What you have to do: Write the material out again in full, word for word. Do not include the pictures.

Provided data:

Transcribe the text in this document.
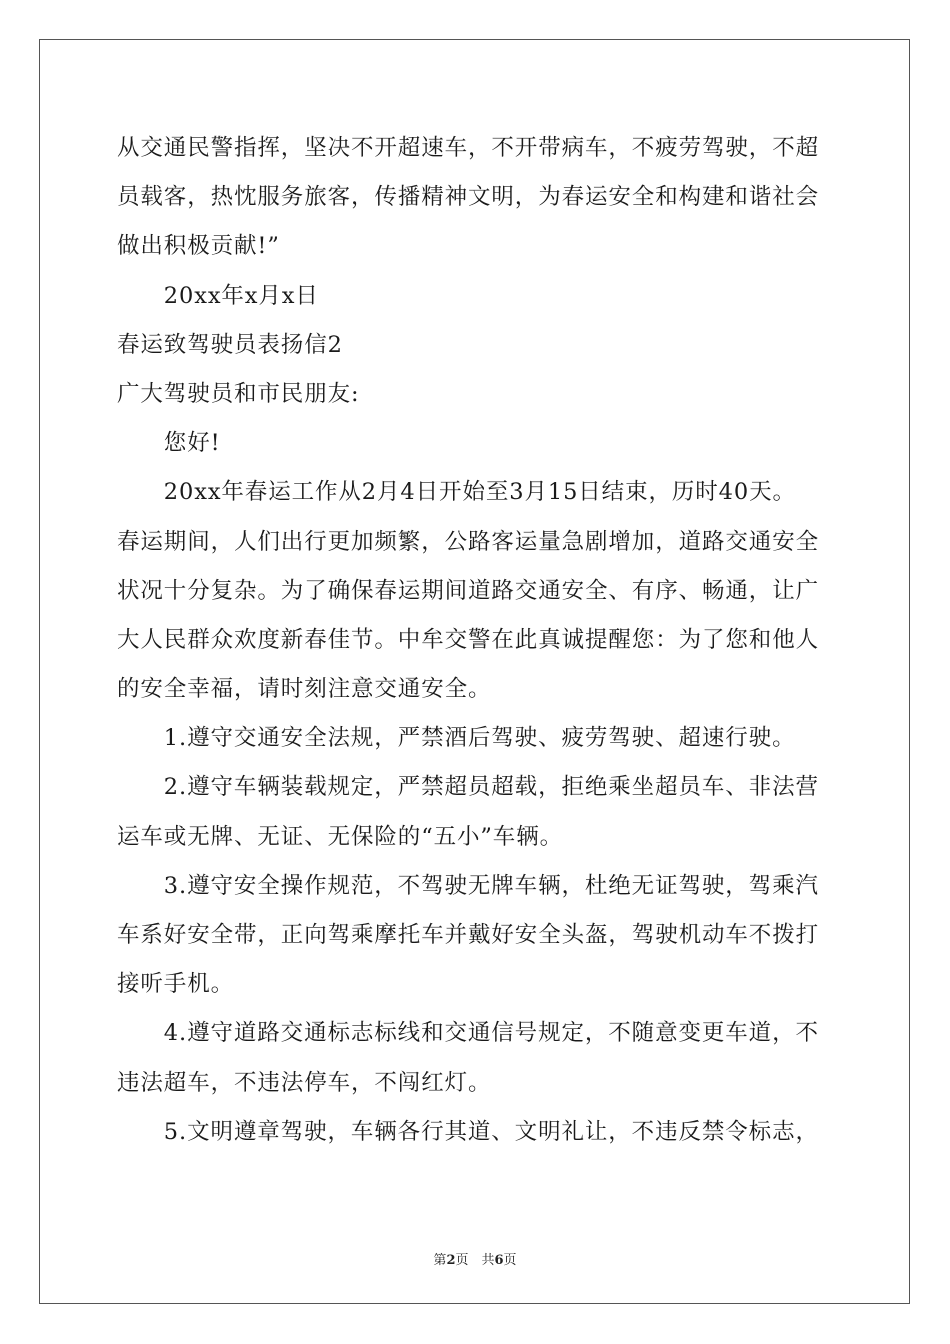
从交通民警指挥，坚决不开超速车，不开带病车，不疲劳驾驶，不超
员载客，热忱服务旅客，传播精神文明，为春运安全和构建和谐社会
做出积极贡献!”
　　20xx年x月x日
春运致驾驶员表扬信2
广大驾驶员和市民朋友:
　　您好!
　　20xx年春运工作从2月4日开始至3月15日结束，历时40天。
春运期间，人们出行更加频繁，公路客运量急剧增加，道路交通安全
状况十分复杂。为了确保春运期间道路交通安全、有序、畅通，让广
大人民群众欢度新春佳节。中牟交警在此真诚提醒您：为了您和他人
的安全幸福，请时刻注意交通安全。
　　1.遵守交通安全法规，严禁酒后驾驶、疲劳驾驶、超速行驶。
　　2.遵守车辆装载规定，严禁超员超载，拒绝乘坐超员车、非法营
运车或无牌、无证、无保险的“五小”车辆。
　　3.遵守安全操作规范，不驾驶无牌车辆，杜绝无证驾驶，驾乘汽
车系好安全带，正向驾乘摩托车并戴好安全头盔，驾驶机动车不拨打
接听手机。
　　4.遵守道路交通标志标线和交通信号规定，不随意变更车道，不
违法超车，不违法停车，不闯红灯。
　　5.文明遵章驾驶，车辆各行其道、文明礼让，不违反禁令标志，
第2页　共6页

Finished answer:
Transcribe the text in this document.
从交通民警指挥，坚决不开超速车，不开带病车，不疲劳驾驶，不超
员载客，热忱服务旅客，传播精神文明，为春运安全和构建和谐社会
做出积极贡献!”
　　20xx年x月x日
春运致驾驶员表扬信2
广大驾驶员和市民朋友:
　　您好!
　　20xx年春运工作从2月4日开始至3月15日结束，历时40天。
春运期间，人们出行更加频繁，公路客运量急剧增加，道路交通安全
状况十分复杂。为了确保春运期间道路交通安全、有序、畅通，让广
大人民群众欢度新春佳节。中牟交警在此真诚提醒您：为了您和他人
的安全幸福，请时刻注意交通安全。
　　1.遵守交通安全法规，严禁酒后驾驶、疲劳驾驶、超速行驶。
　　2.遵守车辆装载规定，严禁超员超载，拒绝乘坐超员车、非法营
运车或无牌、无证、无保险的“五小”车辆。
　　3.遵守安全操作规范，不驾驶无牌车辆，杜绝无证驾驶，驾乘汽
车系好安全带，正向驾乘摩托车并戴好安全头盔，驾驶机动车不拨打
接听手机。
　　4.遵守道路交通标志标线和交通信号规定，不随意变更车道，不
违法超车，不违法停车，不闯红灯。
　　5.文明遵章驾驶，车辆各行其道、文明礼让，不违反禁令标志，
第2页　共6页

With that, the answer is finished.